[start]

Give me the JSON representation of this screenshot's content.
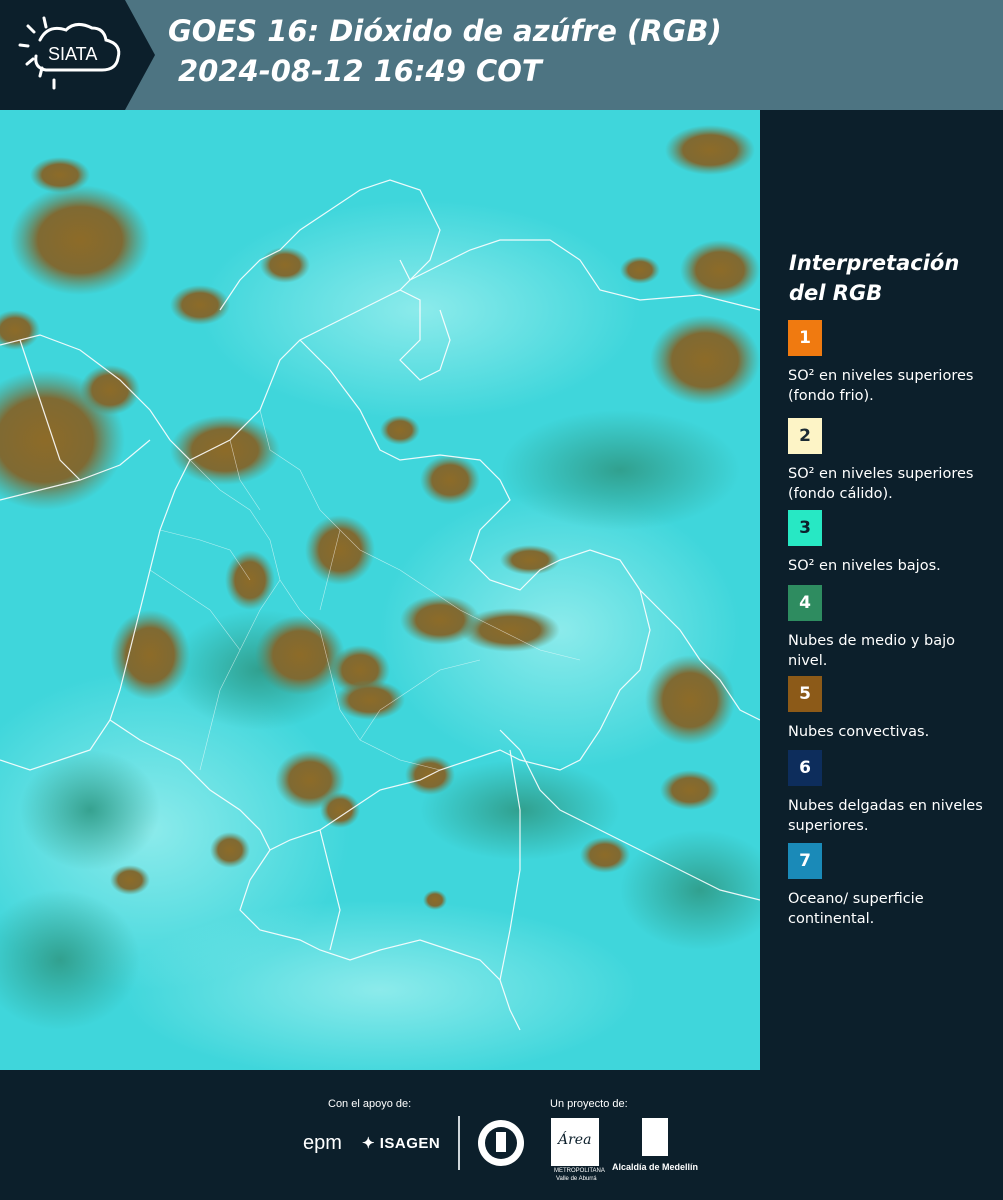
{
  "header": {
    "logo_text": "SIATA",
    "title_line1": "GOES 16: Dióxido de azúfre (RGB)",
    "title_line2": "2024-08-12 16:49 COT",
    "background_color": "#4d7482"
  },
  "legend": {
    "title": "Interpretación del RGB",
    "items": [
      {
        "number": "1",
        "color": "#f07a10",
        "text_color": "#ffffff",
        "text": "SO² en niveles superiores (fondo frio)."
      },
      {
        "number": "2",
        "color": "#fdf4c6",
        "text_color": "#1b2a33",
        "text": "SO² en niveles superiores (fondo cálido)."
      },
      {
        "number": "3",
        "color": "#27e8c4",
        "text_color": "#0c1f2b",
        "text": "SO² en niveles bajos."
      },
      {
        "number": "4",
        "color": "#2e8c60",
        "text_color": "#ffffff",
        "text": "Nubes de medio y bajo nivel."
      },
      {
        "number": "5",
        "color": "#8c5a18",
        "text_color": "#ffffff",
        "text": "Nubes convectivas."
      },
      {
        "number": "6",
        "color": "#0d2d5c",
        "text_color": "#ffffff",
        "text": "Nubes delgadas en niveles superiores."
      },
      {
        "number": "7",
        "color": "#1a8ab8",
        "text_color": "#ffffff",
        "text": "Oceano/ superficie continental."
      }
    ]
  },
  "footer": {
    "support_label": "Con el apoyo de:",
    "project_label": "Un proyecto de:",
    "sponsor_epm": "epm",
    "sponsor_isagen": "ISAGEN",
    "area_word": "Área",
    "area_sub1": "METROPOLITANA",
    "area_sub2": "Valle de Aburrá",
    "alcaldia": "Alcaldía de Medellín"
  },
  "map": {
    "ocean_color": "#3fd6db",
    "cloud_color": "#8a6a2c",
    "border_color": "#ffffff"
  }
}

[end]

__Task details__
Write out all the entries exactly, except for the pictures.

__Response__
Give me the JSON representation of this screenshot's content.
{
  "header": {
    "logo_text": "SIATA",
    "title_line1": "GOES 16: Dióxido de azúfre (RGB)",
    "title_line2": "2024-08-12 16:49 COT",
    "background_color": "#4d7482"
  },
  "legend": {
    "title": "Interpretación del RGB",
    "items": [
      {
        "number": "1",
        "color": "#f07a10",
        "text_color": "#ffffff",
        "text": "SO² en niveles superiores (fondo frio)."
      },
      {
        "number": "2",
        "color": "#fdf4c6",
        "text_color": "#1b2a33",
        "text": "SO² en niveles superiores (fondo cálido)."
      },
      {
        "number": "3",
        "color": "#27e8c4",
        "text_color": "#0c1f2b",
        "text": "SO² en niveles bajos."
      },
      {
        "number": "4",
        "color": "#2e8c60",
        "text_color": "#ffffff",
        "text": "Nubes de medio y bajo nivel."
      },
      {
        "number": "5",
        "color": "#8c5a18",
        "text_color": "#ffffff",
        "text": "Nubes convectivas."
      },
      {
        "number": "6",
        "color": "#0d2d5c",
        "text_color": "#ffffff",
        "text": "Nubes delgadas en niveles superiores."
      },
      {
        "number": "7",
        "color": "#1a8ab8",
        "text_color": "#ffffff",
        "text": "Oceano/ superficie continental."
      }
    ]
  },
  "footer": {
    "support_label": "Con el apoyo de:",
    "project_label": "Un proyecto de:",
    "sponsor_epm": "epm",
    "sponsor_isagen": "ISAGEN",
    "area_word": "Área",
    "area_sub1": "METROPOLITANA",
    "area_sub2": "Valle de Aburrá",
    "alcaldia": "Alcaldía de Medellín"
  },
  "map": {
    "ocean_color": "#3fd6db",
    "cloud_color": "#8a6a2c",
    "border_color": "#ffffff"
  }
}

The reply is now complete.